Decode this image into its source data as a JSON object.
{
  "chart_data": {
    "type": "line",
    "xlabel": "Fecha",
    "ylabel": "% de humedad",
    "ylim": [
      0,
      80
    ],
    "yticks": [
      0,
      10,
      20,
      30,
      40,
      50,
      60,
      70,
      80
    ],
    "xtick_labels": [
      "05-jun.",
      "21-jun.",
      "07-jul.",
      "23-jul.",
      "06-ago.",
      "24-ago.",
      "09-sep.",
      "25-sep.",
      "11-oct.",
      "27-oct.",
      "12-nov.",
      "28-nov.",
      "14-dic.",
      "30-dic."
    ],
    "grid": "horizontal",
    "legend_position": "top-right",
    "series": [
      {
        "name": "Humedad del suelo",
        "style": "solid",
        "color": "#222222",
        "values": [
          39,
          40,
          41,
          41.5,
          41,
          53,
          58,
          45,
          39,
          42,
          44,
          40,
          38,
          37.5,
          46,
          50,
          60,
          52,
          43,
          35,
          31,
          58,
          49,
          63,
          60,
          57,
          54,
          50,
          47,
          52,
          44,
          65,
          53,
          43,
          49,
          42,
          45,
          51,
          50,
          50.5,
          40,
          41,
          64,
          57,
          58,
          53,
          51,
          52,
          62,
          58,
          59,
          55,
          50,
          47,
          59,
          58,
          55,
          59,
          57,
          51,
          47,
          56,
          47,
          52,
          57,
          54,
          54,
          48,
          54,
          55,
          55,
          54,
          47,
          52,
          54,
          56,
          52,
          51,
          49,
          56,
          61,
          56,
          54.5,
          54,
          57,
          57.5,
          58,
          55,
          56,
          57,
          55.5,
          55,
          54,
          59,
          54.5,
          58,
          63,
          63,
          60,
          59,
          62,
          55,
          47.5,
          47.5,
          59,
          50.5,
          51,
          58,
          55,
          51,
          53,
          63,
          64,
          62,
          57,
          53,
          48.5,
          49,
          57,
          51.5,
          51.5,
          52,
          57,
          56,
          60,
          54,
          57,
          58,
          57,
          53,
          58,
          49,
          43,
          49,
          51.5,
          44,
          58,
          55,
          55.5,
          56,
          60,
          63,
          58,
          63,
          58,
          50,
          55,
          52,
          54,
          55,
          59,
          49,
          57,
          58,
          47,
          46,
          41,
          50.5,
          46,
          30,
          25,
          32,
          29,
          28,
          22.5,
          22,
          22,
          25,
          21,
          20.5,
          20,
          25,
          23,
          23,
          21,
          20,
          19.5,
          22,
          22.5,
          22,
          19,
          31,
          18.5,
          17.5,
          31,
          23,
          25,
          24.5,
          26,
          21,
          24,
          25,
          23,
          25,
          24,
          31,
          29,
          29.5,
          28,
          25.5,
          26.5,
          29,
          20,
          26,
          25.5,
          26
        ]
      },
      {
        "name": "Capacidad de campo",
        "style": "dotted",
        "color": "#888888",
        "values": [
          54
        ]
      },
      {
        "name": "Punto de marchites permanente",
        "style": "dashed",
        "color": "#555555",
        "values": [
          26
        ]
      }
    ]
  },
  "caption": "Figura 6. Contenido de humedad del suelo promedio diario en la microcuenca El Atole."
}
==============================
> _The exercise_: Restate all of the entries above precisely.

> _Output for this task_:
Decode this image into its source data as a JSON object.
{
  "chart_data": {
    "type": "line",
    "xlabel": "Fecha",
    "ylabel": "% de humedad",
    "ylim": [
      0,
      80
    ],
    "yticks": [
      0,
      10,
      20,
      30,
      40,
      50,
      60,
      70,
      80
    ],
    "xtick_labels": [
      "05-jun.",
      "21-jun.",
      "07-jul.",
      "23-jul.",
      "06-ago.",
      "24-ago.",
      "09-sep.",
      "25-sep.",
      "11-oct.",
      "27-oct.",
      "12-nov.",
      "28-nov.",
      "14-dic.",
      "30-dic."
    ],
    "grid": "horizontal",
    "legend_position": "top-right",
    "series": [
      {
        "name": "Humedad del suelo",
        "style": "solid",
        "color": "#222222",
        "values": [
          39,
          40,
          41,
          41.5,
          41,
          53,
          58,
          45,
          39,
          42,
          44,
          40,
          38,
          37.5,
          46,
          50,
          60,
          52,
          43,
          35,
          31,
          58,
          49,
          63,
          60,
          57,
          54,
          50,
          47,
          52,
          44,
          65,
          53,
          43,
          49,
          42,
          45,
          51,
          50,
          50.5,
          40,
          41,
          64,
          57,
          58,
          53,
          51,
          52,
          62,
          58,
          59,
          55,
          50,
          47,
          59,
          58,
          55,
          59,
          57,
          51,
          47,
          56,
          47,
          52,
          57,
          54,
          54,
          48,
          54,
          55,
          55,
          54,
          47,
          52,
          54,
          56,
          52,
          51,
          49,
          56,
          61,
          56,
          54.5,
          54,
          57,
          57.5,
          58,
          55,
          56,
          57,
          55.5,
          55,
          54,
          59,
          54.5,
          58,
          63,
          63,
          60,
          59,
          62,
          55,
          47.5,
          47.5,
          59,
          50.5,
          51,
          58,
          55,
          51,
          53,
          63,
          64,
          62,
          57,
          53,
          48.5,
          49,
          57,
          51.5,
          51.5,
          52,
          57,
          56,
          60,
          54,
          57,
          58,
          57,
          53,
          58,
          49,
          43,
          49,
          51.5,
          44,
          58,
          55,
          55.5,
          56,
          60,
          63,
          58,
          63,
          58,
          50,
          55,
          52,
          54,
          55,
          59,
          49,
          57,
          58,
          47,
          46,
          41,
          50.5,
          46,
          30,
          25,
          32,
          29,
          28,
          22.5,
          22,
          22,
          25,
          21,
          20.5,
          20,
          25,
          23,
          23,
          21,
          20,
          19.5,
          22,
          22.5,
          22,
          19,
          31,
          18.5,
          17.5,
          31,
          23,
          25,
          24.5,
          26,
          21,
          24,
          25,
          23,
          25,
          24,
          31,
          29,
          29.5,
          28,
          25.5,
          26.5,
          29,
          20,
          26,
          25.5,
          26
        ]
      },
      {
        "name": "Capacidad de campo",
        "style": "dotted",
        "color": "#888888",
        "values": [
          54
        ]
      },
      {
        "name": "Punto de marchites permanente",
        "style": "dashed",
        "color": "#555555",
        "values": [
          26
        ]
      }
    ]
  },
  "caption": "Figura 6. Contenido de humedad del suelo promedio diario en la microcuenca El Atole."
}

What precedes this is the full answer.